═══ Text ═══

Lambda School Data Science

*Unit 4, Sprint 2, Module 3*

---

# Neural Network Frameworks (Prepare)

## Learning Objectives
* <a href="#p1">Part 1</a>: Introduce the Keras Sequential Model API
* <a href="#p2">Part 2</a>: Learn How to Select Model Architecture 
* <a href="#p3">Part 3</a>: Discuss the trade-off between various activation functions
* <a href="#p4">Part 4</a>: Regularization Strategies

## Lets Use Libraries!

The objective of the last two days has been to familiarize you with the fundamentals of neural networks: terminology, structure of networks, forward propagation, error/cost functions, backpropagation, epochs, and gradient descent. We have tried to reinforce these topics by requiring to you code some of the simplest neural networks by hand including Perceptrons (single node neural networks) and Multi-Layer Perceptrons also known as Feed-Forward Neural Networks. Continuing to do things by hand would not be the best use of our limited time. You're ready to graduate from doing things by hand and start using some powerful libraries to build cutting-edge predictive models. 

# Keras Sequential API (Learn)

## Overview

> "Keras is a high-level neural networks API, written in Python and capable of running on top of TensorFlow, CNTK, or Theano. It was developed with a focus on enabling fast experimentation. Being able to go from idea to result with the least possible delay is key to doing good research. Use Keras if you need a deep learning library that:

> Allows for easy and fast prototyping (through user friendliness, modularity, and extensibility).
Supports both convolutional networks and recurrent networks, as well as combinations of the two.
Runs seamlessly on CPU and GPU." 

### Keras Perceptron Sample

In [8]:
import pandas as pd

data = { 'x1': [0,1,0,1],
         'x2': [0,0,1,1],
         'y':  [1,1,1,0]
       }

df = pd.DataFrame.from_dict(data).astype('int')
X = df[['x1', 'x2']].values
y = df['y'].values

In [9]:
from tensorflow.keras.models import Sequential
from tensorflow.keras.layers import Dense

# This is our perceptron from Monday's by-hand: 
model = Sequential()
model.add(Dense(1,input_dim=2, activation='sigmoid'))
model.compile(loss='binary_crossentropy', optimizer='adam', metrics=['accuracy'])

═══

> **Direction**: Please carry on the Keras lesson from the point where it ends.

═══ Data extract ═══

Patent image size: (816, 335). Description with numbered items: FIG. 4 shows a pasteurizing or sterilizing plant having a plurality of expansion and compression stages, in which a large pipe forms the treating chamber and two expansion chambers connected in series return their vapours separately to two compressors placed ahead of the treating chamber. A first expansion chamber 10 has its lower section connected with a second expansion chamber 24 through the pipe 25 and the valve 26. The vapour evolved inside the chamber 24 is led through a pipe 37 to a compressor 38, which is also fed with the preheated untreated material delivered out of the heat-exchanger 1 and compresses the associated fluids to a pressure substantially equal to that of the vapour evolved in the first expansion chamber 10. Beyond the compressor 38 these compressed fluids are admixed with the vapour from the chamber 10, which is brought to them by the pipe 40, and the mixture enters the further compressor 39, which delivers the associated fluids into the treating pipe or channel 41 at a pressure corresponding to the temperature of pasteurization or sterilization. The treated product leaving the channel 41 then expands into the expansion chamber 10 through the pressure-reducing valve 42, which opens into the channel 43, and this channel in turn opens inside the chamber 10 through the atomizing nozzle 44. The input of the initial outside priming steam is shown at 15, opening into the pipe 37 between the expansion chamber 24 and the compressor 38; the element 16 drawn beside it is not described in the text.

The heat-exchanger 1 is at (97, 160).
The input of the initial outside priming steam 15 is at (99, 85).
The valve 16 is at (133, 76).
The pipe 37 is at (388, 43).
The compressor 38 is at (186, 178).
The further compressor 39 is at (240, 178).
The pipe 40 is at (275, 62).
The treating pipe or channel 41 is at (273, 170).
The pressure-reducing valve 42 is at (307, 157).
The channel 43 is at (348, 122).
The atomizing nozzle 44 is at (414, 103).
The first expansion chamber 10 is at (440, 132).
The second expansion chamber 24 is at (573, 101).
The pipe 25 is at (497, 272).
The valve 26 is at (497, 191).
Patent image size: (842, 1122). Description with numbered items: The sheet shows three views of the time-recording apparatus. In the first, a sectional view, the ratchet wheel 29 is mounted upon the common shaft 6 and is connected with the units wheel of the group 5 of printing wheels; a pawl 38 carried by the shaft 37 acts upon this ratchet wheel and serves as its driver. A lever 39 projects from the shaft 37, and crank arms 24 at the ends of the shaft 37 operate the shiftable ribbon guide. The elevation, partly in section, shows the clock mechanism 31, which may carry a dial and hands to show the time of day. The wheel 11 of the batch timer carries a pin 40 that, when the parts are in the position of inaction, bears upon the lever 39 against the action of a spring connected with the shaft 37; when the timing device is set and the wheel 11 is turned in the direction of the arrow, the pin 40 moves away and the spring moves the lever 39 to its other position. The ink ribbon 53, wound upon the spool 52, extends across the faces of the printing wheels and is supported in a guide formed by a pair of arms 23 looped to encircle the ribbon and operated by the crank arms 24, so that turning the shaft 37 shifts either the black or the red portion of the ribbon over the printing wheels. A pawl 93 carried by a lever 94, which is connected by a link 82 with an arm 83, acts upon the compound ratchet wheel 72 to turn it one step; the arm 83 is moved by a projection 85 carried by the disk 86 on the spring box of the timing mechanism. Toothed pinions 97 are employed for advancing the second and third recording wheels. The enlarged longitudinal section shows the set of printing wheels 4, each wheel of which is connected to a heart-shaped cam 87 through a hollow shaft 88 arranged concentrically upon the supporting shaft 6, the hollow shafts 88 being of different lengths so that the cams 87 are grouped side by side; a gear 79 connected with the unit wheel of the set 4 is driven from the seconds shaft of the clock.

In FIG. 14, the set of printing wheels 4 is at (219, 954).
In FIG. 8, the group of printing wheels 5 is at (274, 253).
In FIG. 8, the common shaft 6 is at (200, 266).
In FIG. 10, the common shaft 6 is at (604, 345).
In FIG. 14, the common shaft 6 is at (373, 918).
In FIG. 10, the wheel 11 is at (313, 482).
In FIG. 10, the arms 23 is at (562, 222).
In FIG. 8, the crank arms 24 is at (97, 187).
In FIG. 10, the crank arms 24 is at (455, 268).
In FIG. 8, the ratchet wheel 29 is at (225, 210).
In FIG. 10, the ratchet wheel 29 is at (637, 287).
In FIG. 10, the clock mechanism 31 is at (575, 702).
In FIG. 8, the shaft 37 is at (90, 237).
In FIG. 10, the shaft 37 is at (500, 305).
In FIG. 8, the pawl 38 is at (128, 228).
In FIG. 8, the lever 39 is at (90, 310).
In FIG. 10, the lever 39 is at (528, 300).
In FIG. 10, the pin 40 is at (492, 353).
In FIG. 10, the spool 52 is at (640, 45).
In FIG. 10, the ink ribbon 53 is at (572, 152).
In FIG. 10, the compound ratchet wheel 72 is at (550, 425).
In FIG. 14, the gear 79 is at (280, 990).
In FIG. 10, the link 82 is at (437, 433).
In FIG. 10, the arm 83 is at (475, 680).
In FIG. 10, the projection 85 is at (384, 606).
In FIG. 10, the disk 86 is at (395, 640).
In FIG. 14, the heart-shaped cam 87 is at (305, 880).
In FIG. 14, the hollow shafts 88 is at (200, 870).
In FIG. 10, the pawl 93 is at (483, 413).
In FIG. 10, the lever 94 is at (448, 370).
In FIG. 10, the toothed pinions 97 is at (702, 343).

═══

> **Answer below**:
model.fit(X,y, epochs=10)

Train on 4 samples
Epoch 1/10
Epoch 2/10
Epoch 3/10
Epoch 4/10
Epoch 5/10
Epoch 6/10
Epoch 7/10
Epoch 8/10
Epoch 9/10
Epoch 10/10


<tensorflow.python.keras.callbacks.History at 0x146435128>

In [10]:
# evaluate the model
scores = model.evaluate(X, y)
print(f"{model.metrics_names[1]}: {scores[1]*100}")

accuracy: 75.0


## Follow Along

In the `Sequential` api model, you specify a model architecture by 'sequentially specifying layers. This type of specification works well for feed forward neural networks in which the data flows in one direction (forward propagation) and the error flows in the opposite direction (backwards propagation). The Keras `Sequential` API follows a standardarized worklow to estimate a 'net: 

1. Load Data
2. Define Model
3. Compile Model
4. Fit Model
5. Evaluate Model

You saw these steps in our Keras Perceptron Sample, but let's walk thru each step in detail.

### Load Data

Our life is going to be easier if our data is already cleaned up and numeric, so lets use this dataset from Jason Brownlee that is already numeric and has no column headers so we'll need to slice off the last column of data to act as our y values.

In [11]:
from tensorflow import keras
from tensorflow.keras.datasets import mnist
from tensorflow.keras.models import Sequential
from tensorflow.keras.layers import Dense, Dropout

# Stretch - use dropout 
import numpy as np

In [12]:
# Load the Data
(X_train, y_train), (X_test, y_test) = mnist.load_data()

In [13]:
X_train[0].shape

(28, 28)

In [14]:
X_train.shape

(60000, 28, 28)

In [16]:
num_classes = 10 

# X Variable Types
X_train = X_train.astype('float32') / 255.
X_test = X_test.astype('float32') /255.

# Correct Encoding on Y
# What softmax expects = [0,0,0,0,0,1,0,0,0,0]
y_train = keras.utils.to_categorical(y_train, num_classes)
y_test = keras.utils.to_categorical(y_test, num_classes)

### Define Model

In [22]:
from tensorflow.keras.models import Sequential
from tensorflow.keras.layers import Dense, Flatten

import numpy as np

np.random.seed(812)

I'll instantiate my model as a "sequential" model. This just means that I'm going to tell Keras what my model's architecture should be one layer at a time.

In [23]:
# https://keras.io/getting-started/sequential-model-guide/
model = Sequential()

Adding a "Dense" layer to our model is how we add "vanilla" perceptron-based layers to our neural network. These are also called "fully-connected" or "densely-connected" layers. They're used as a layer type in lots of other Neural Net Architectures but they're not referred to as perceptrons or multi-layer perceptrons very often in those situations even though that's what they are.

 > ["Just your regular densely-connected NN layer."](https://keras.io/layers/core/)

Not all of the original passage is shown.